> **INPUT DATA**
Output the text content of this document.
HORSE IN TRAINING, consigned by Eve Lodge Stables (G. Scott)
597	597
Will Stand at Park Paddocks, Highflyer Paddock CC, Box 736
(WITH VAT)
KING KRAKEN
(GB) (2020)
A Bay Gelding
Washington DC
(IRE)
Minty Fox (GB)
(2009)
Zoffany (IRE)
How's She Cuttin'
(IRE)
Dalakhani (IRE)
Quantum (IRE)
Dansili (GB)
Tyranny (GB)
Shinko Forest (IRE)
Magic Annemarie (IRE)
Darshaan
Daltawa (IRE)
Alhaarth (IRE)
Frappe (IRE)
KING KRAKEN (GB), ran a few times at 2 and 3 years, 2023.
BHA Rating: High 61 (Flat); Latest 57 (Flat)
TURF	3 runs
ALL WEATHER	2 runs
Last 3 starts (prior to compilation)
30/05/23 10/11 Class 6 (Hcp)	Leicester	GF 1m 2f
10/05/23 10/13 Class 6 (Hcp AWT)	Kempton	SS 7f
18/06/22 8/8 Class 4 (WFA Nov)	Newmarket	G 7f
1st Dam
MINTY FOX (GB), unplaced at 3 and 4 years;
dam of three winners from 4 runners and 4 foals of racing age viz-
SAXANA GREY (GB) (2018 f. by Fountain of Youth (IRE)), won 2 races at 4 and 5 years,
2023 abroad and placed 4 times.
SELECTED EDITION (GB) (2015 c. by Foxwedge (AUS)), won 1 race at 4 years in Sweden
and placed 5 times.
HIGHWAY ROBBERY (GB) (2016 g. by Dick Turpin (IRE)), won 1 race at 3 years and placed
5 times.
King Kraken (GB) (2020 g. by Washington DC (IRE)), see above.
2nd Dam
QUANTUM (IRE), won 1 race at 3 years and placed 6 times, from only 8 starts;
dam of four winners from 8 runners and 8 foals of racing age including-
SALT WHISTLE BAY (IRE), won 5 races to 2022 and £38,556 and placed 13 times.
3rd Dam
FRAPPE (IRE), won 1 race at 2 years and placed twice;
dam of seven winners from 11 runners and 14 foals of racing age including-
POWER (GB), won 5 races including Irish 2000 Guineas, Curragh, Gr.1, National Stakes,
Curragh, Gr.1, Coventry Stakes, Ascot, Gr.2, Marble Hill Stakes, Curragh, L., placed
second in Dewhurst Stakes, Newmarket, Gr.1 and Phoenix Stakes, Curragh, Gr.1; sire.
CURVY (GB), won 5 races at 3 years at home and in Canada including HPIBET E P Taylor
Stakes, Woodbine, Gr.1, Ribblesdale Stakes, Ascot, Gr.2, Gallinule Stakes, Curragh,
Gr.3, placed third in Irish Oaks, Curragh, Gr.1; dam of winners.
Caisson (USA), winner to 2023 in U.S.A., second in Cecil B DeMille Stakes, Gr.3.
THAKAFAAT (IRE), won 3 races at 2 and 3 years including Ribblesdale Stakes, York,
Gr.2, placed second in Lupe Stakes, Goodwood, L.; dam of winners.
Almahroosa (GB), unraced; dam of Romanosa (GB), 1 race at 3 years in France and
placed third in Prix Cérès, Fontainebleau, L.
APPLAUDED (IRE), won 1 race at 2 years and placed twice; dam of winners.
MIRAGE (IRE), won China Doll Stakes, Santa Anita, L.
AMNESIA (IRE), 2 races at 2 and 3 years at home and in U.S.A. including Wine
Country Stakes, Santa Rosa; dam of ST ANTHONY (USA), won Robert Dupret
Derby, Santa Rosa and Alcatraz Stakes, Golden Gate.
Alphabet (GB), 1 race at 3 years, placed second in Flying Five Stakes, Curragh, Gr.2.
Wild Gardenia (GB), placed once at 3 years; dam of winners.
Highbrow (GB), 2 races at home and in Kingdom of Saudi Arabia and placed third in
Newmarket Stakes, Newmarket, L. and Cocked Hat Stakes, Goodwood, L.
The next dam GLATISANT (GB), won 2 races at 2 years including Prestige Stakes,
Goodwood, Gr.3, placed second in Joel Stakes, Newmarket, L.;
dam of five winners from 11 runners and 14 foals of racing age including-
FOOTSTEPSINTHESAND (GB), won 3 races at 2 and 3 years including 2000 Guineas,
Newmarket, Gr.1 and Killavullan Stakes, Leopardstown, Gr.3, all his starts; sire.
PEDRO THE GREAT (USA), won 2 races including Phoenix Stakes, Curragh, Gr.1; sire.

> **WHAT THE TASK REQUIRES**
Write the material out exactly, with nothing left out.

> **SOLUTION FOR THIS TASK**
Output the text content of this document.
HORSE IN TRAINING, consigned by Eve Lodge Stables (G. Scott)
597	597
Will Stand at Park Paddocks, Highflyer Paddock CC, Box 736
(WITH VAT)
KING KRAKEN
(GB) (2020)
A Bay Gelding
Washington DC
(IRE)
Minty Fox (GB)
(2009)
Zoffany (IRE)
How's She Cuttin'
(IRE)
Dalakhani (IRE)
Quantum (IRE)
Dansili (GB)
Tyranny (GB)
Shinko Forest (IRE)
Magic Annemarie (IRE)
Darshaan
Daltawa (IRE)
Alhaarth (IRE)
Frappe (IRE)
KING KRAKEN (GB), ran a few times at 2 and 3 years, 2023.
BHA Rating: High 61 (Flat); Latest 57 (Flat)
TURF	3 runs
ALL WEATHER	2 runs
Last 3 starts (prior to compilation)
30/05/23 10/11 Class 6 (Hcp)	Leicester	GF 1m 2f
10/05/23 10/13 Class 6 (Hcp AWT)	Kempton	SS 7f
18/06/22 8/8 Class 4 (WFA Nov)	Newmarket	G 7f
1st Dam
MINTY FOX (GB), unplaced at 3 and 4 years;
dam of three winners from 4 runners and 4 foals of racing age viz-
SAXANA GREY (GB) (2018 f. by Fountain of Youth (IRE)), won 2 races at 4 and 5 years,
2023 abroad and placed 4 times.
SELECTED EDITION (GB) (2015 c. by Foxwedge (AUS)), won 1 race at 4 years in Sweden
and placed 5 times.
HIGHWAY ROBBERY (GB) (2016 g. by Dick Turpin (IRE)), won 1 race at 3 years and placed
5 times.
King Kraken (GB) (2020 g. by Washington DC (IRE)), see above.
2nd Dam
QUANTUM (IRE), won 1 race at 3 years and placed 6 times, from only 8 starts;
dam of four winners from 8 runners and 8 foals of racing age including-
SALT WHISTLE BAY (IRE), won 5 races to 2022 and £38,556 and placed 13 times.
3rd Dam
FRAPPE (IRE), won 1 race at 2 years and placed twice;
dam of seven winners from 11 runners and 14 foals of racing age including-
POWER (GB), won 5 races including Irish 2000 Guineas, Curragh, Gr.1, National Stakes,
Curragh, Gr.1, Coventry Stakes, Ascot, Gr.2, Marble Hill Stakes, Curragh, L., placed
second in Dewhurst Stakes, Newmarket, Gr.1 and Phoenix Stakes, Curragh, Gr.1; sire.
CURVY (GB), won 5 races at 3 years at home and in Canada including HPIBET E P Taylor
Stakes, Woodbine, Gr.1, Ribblesdale Stakes, Ascot, Gr.2, Gallinule Stakes, Curragh,
Gr.3, placed third in Irish Oaks, Curragh, Gr.1; dam of winners.
Caisson (USA), winner to 2023 in U.S.A., second in Cecil B DeMille Stakes, Gr.3.
THAKAFAAT (IRE), won 3 races at 2 and 3 years including Ribblesdale Stakes, York,
Gr.2, placed second in Lupe Stakes, Goodwood, L.; dam of winners.
Almahroosa (GB), unraced; dam of Romanosa (GB), 1 race at 3 years in France and
placed third in Prix Cérès, Fontainebleau, L.
APPLAUDED (IRE), won 1 race at 2 years and placed twice; dam of winners.
MIRAGE (IRE), won China Doll Stakes, Santa Anita, L.
AMNESIA (IRE), 2 races at 2 and 3 years at home and in U.S.A. including Wine
Country Stakes, Santa Rosa; dam of ST ANTHONY (USA), won Robert Dupret
Derby, Santa Rosa and Alcatraz Stakes, Golden Gate.
Alphabet (GB), 1 race at 3 years, placed second in Flying Five Stakes, Curragh, Gr.2.
Wild Gardenia (GB), placed once at 3 years; dam of winners.
Highbrow (GB), 2 races at home and in Kingdom of Saudi Arabia and placed third in
Newmarket Stakes, Newmarket, L. and Cocked Hat Stakes, Goodwood, L.
The next dam GLATISANT (GB), won 2 races at 2 years including Prestige Stakes,
Goodwood, Gr.3, placed second in Joel Stakes, Newmarket, L.;
dam of five winners from 11 runners and 14 foals of racing age including-
FOOTSTEPSINTHESAND (GB), won 3 races at 2 and 3 years including 2000 Guineas,
Newmarket, Gr.1 and Killavullan Stakes, Leopardstown, Gr.3, all his starts; sire.
PEDRO THE GREAT (USA), won 2 races including Phoenix Stakes, Curragh, Gr.1; sire.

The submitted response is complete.